Include no pictures. Output exactly the lines from the one that contains "Read all visible content and emit it as JSON." through the final line of the entries.

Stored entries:
>>

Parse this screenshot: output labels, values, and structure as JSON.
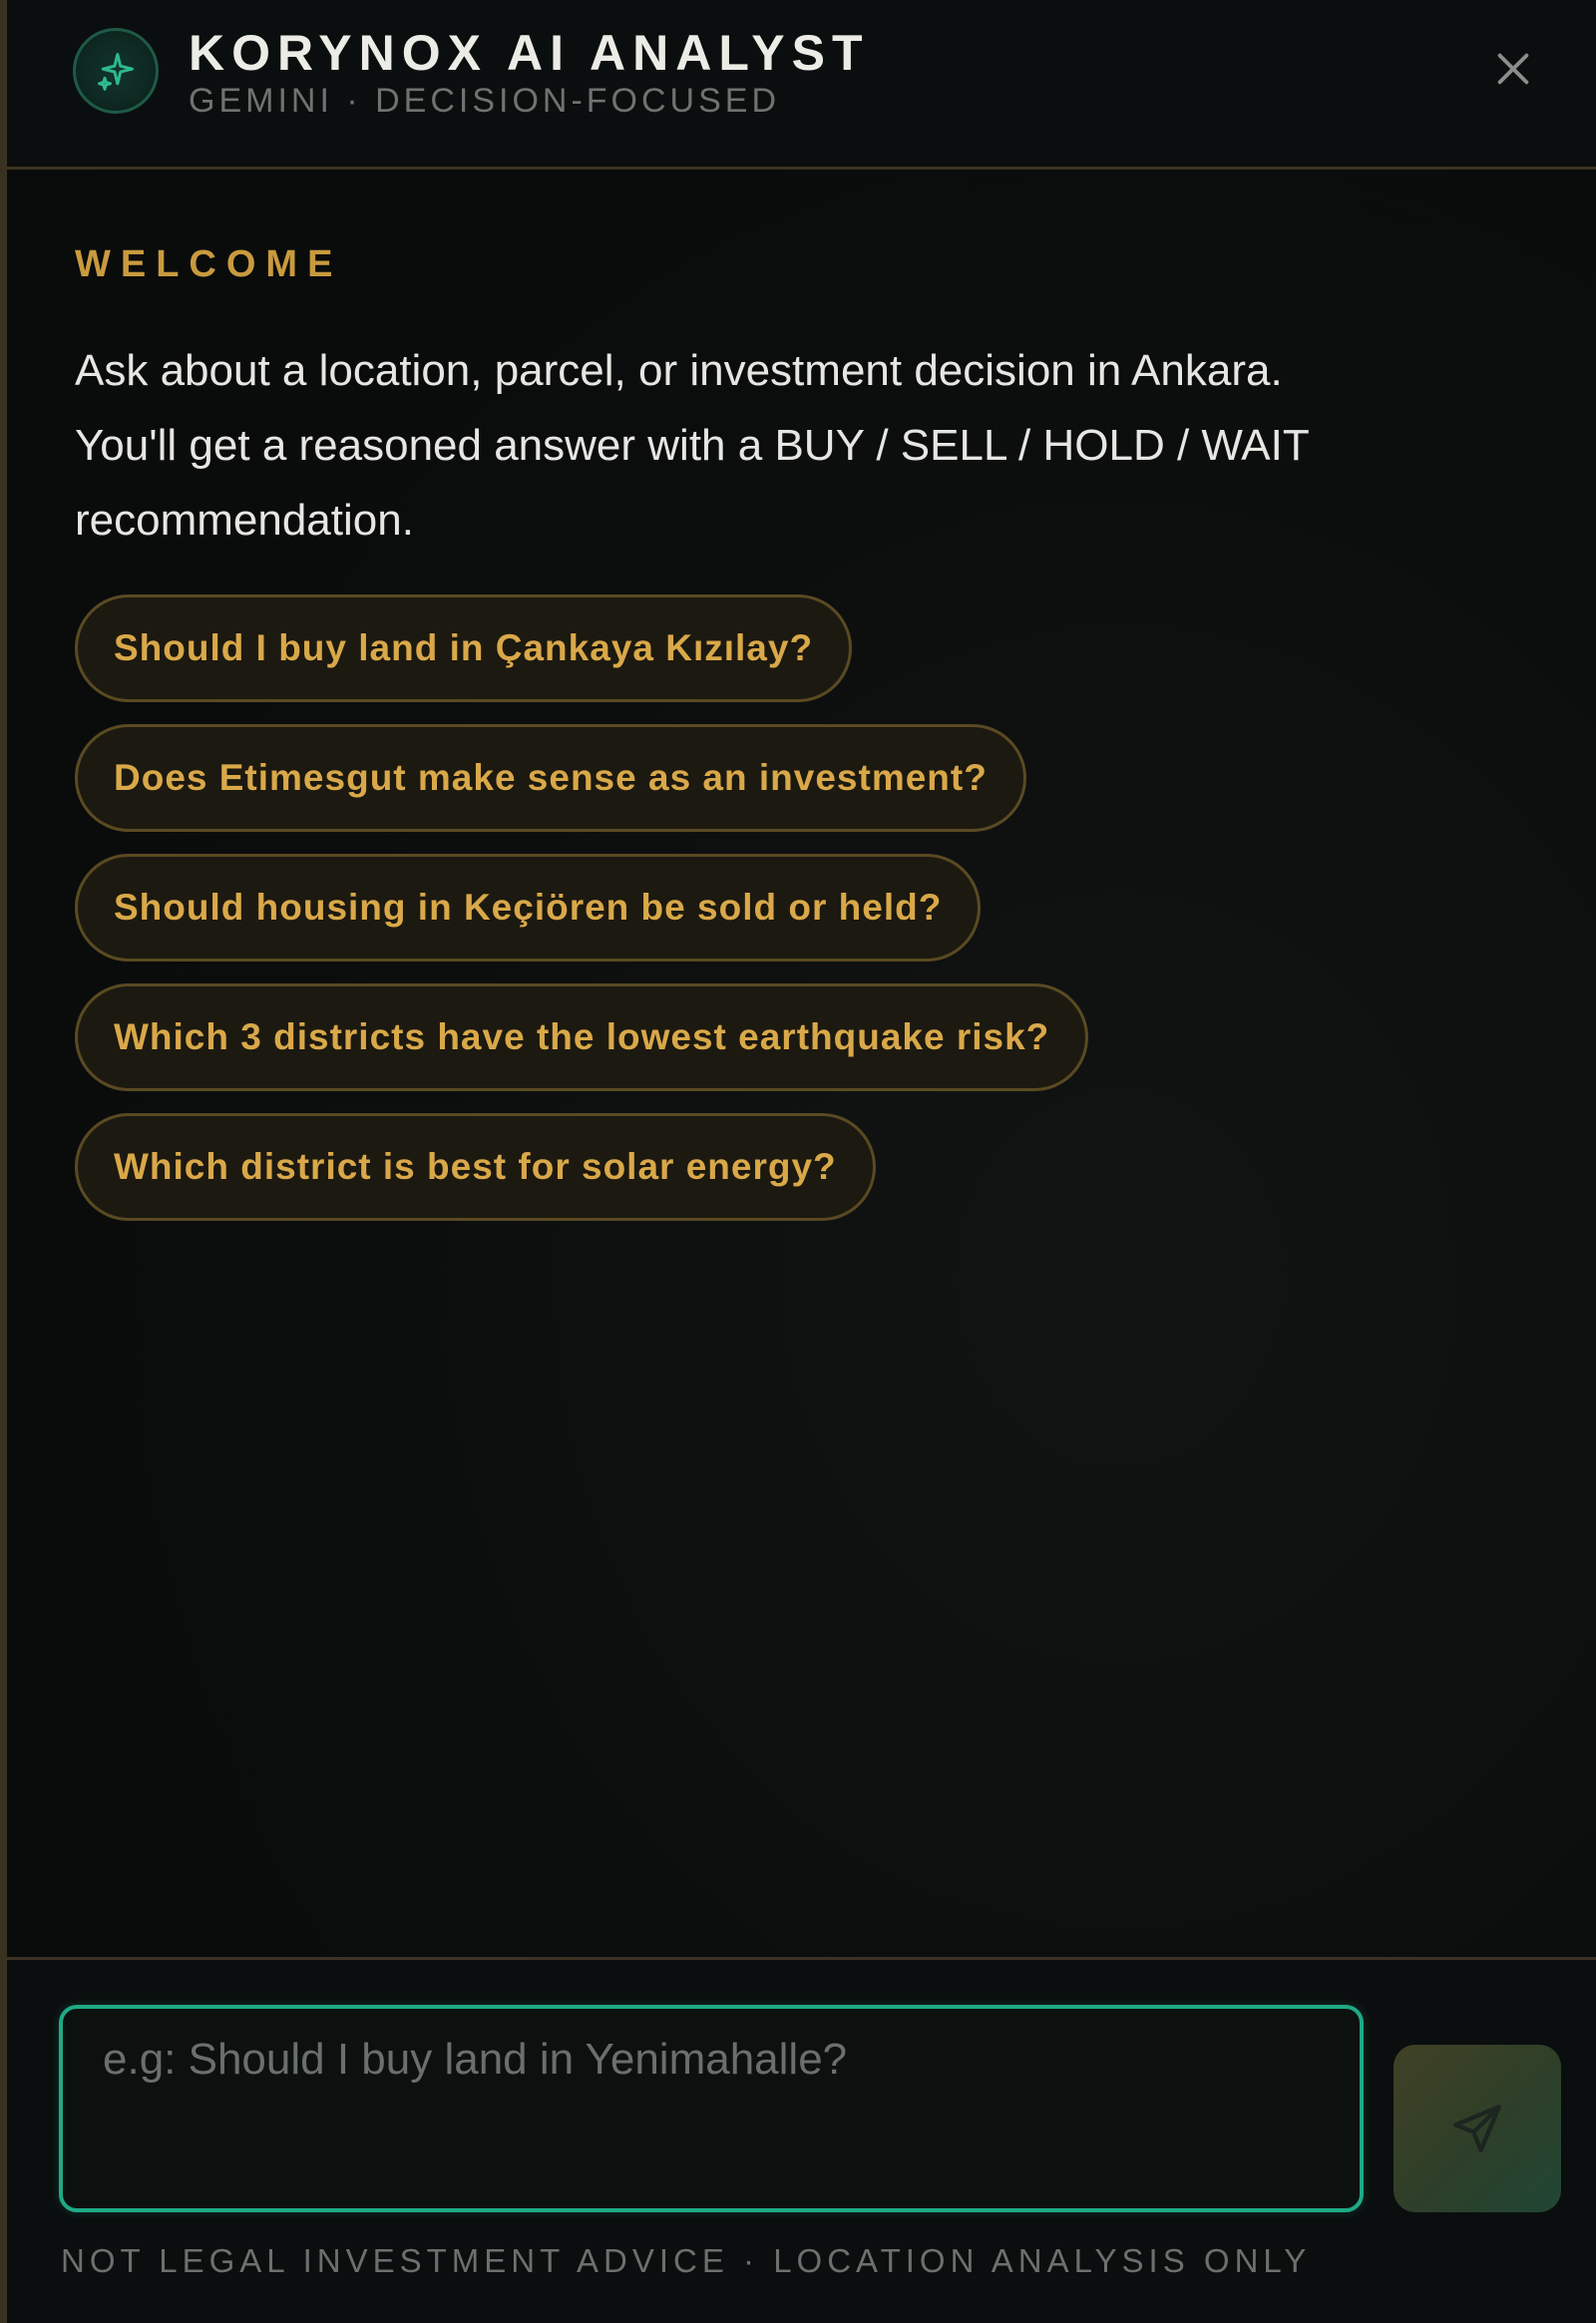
{
  "header": {
    "title": "KORYNOX AI ANALYST",
    "subtitle": "GEMINI · DECISION-FOCUSED",
    "logo_icon": "sparkle-icon",
    "close_icon": "close-icon"
  },
  "welcome": {
    "label": "WELCOME",
    "line1": "Ask about a location, parcel, or investment decision in Ankara.",
    "line2": "You'll get a reasoned answer with a BUY / SELL / HOLD / WAIT",
    "line3": "recommendation."
  },
  "suggestions": [
    "Should I buy land in Çankaya Kızılay?",
    "Does Etimesgut make sense as an investment?",
    "Should housing in Keçiören be sold or held?",
    "Which 3 districts have the lowest earthquake risk?",
    "Which district is best for solar energy?"
  ],
  "input": {
    "value": "",
    "placeholder": "e.g: Should I buy land in Yenimahalle?"
  },
  "send_icon": "send-icon",
  "disclaimer": "NOT LEGAL INVESTMENT ADVICE · LOCATION ANALYSIS ONLY",
  "colors": {
    "accent_gold": "#c99a3e",
    "accent_green": "#1fa985",
    "background": "#0a0c0c"
  }
}
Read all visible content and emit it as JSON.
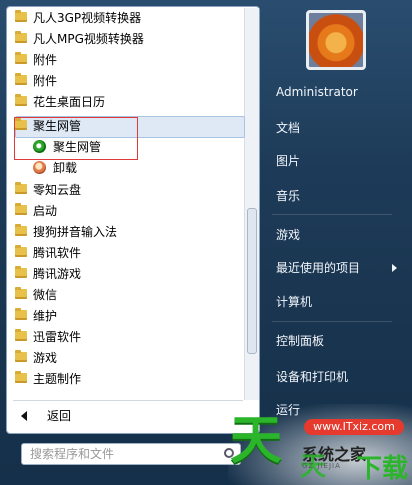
{
  "programs": [
    {
      "label": "凡人3GP视频转换器",
      "type": "folder"
    },
    {
      "label": "凡人MPG视频转换器",
      "type": "folder"
    },
    {
      "label": "附件",
      "type": "folder"
    },
    {
      "label": "附件",
      "type": "folder"
    },
    {
      "label": "花生桌面日历",
      "type": "folder"
    },
    {
      "label": "聚生网管",
      "type": "folder",
      "selected": true
    },
    {
      "label": "聚生网管",
      "type": "app"
    },
    {
      "label": "卸载",
      "type": "app"
    },
    {
      "label": "零知云盘",
      "type": "folder"
    },
    {
      "label": "启动",
      "type": "folder"
    },
    {
      "label": "搜狗拼音输入法",
      "type": "folder"
    },
    {
      "label": "腾讯软件",
      "type": "folder"
    },
    {
      "label": "腾讯游戏",
      "type": "folder"
    },
    {
      "label": "微信",
      "type": "folder"
    },
    {
      "label": "维护",
      "type": "folder"
    },
    {
      "label": "迅雷软件",
      "type": "folder"
    },
    {
      "label": "游戏",
      "type": "folder"
    },
    {
      "label": "主题制作",
      "type": "folder"
    }
  ],
  "back_label": "返回",
  "search_placeholder": "搜索程序和文件",
  "right_menu": {
    "user": "Administrator",
    "documents": "文档",
    "pictures": "图片",
    "music": "音乐",
    "games": "游戏",
    "recent": "最近使用的项目",
    "computer": "计算机",
    "control_panel": "控制面板",
    "devices": "设备和打印机",
    "run": "运行"
  },
  "watermark": {
    "big": "天",
    "url": "www.ITxiz.com",
    "sub1": "系统之家",
    "green2": "天",
    "download": "下载",
    "sub2": "GZ JIEJIA"
  },
  "colors": {
    "accent_green": "#2bb52b",
    "selection_red": "#e03a3a",
    "folder": "#e8c14a"
  }
}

<<

### Written response
Read all visible content and emit it as JSON.
{
  "programs": [
    {
      "label": "凡人3GP视频转换器",
      "type": "folder"
    },
    {
      "label": "凡人MPG视频转换器",
      "type": "folder"
    },
    {
      "label": "附件",
      "type": "folder"
    },
    {
      "label": "附件",
      "type": "folder"
    },
    {
      "label": "花生桌面日历",
      "type": "folder"
    },
    {
      "label": "聚生网管",
      "type": "folder",
      "selected": true
    },
    {
      "label": "聚生网管",
      "type": "app"
    },
    {
      "label": "卸载",
      "type": "app"
    },
    {
      "label": "零知云盘",
      "type": "folder"
    },
    {
      "label": "启动",
      "type": "folder"
    },
    {
      "label": "搜狗拼音输入法",
      "type": "folder"
    },
    {
      "label": "腾讯软件",
      "type": "folder"
    },
    {
      "label": "腾讯游戏",
      "type": "folder"
    },
    {
      "label": "微信",
      "type": "folder"
    },
    {
      "label": "维护",
      "type": "folder"
    },
    {
      "label": "迅雷软件",
      "type": "folder"
    },
    {
      "label": "游戏",
      "type": "folder"
    },
    {
      "label": "主题制作",
      "type": "folder"
    }
  ],
  "back_label": "返回",
  "search_placeholder": "搜索程序和文件",
  "right_menu": {
    "user": "Administrator",
    "documents": "文档",
    "pictures": "图片",
    "music": "音乐",
    "games": "游戏",
    "recent": "最近使用的项目",
    "computer": "计算机",
    "control_panel": "控制面板",
    "devices": "设备和打印机",
    "run": "运行"
  },
  "watermark": {
    "big": "天",
    "url": "www.ITxiz.com",
    "sub1": "系统之家",
    "green2": "天",
    "download": "下载",
    "sub2": "GZ JIEJIA"
  },
  "colors": {
    "accent_green": "#2bb52b",
    "selection_red": "#e03a3a",
    "folder": "#e8c14a"
  }
}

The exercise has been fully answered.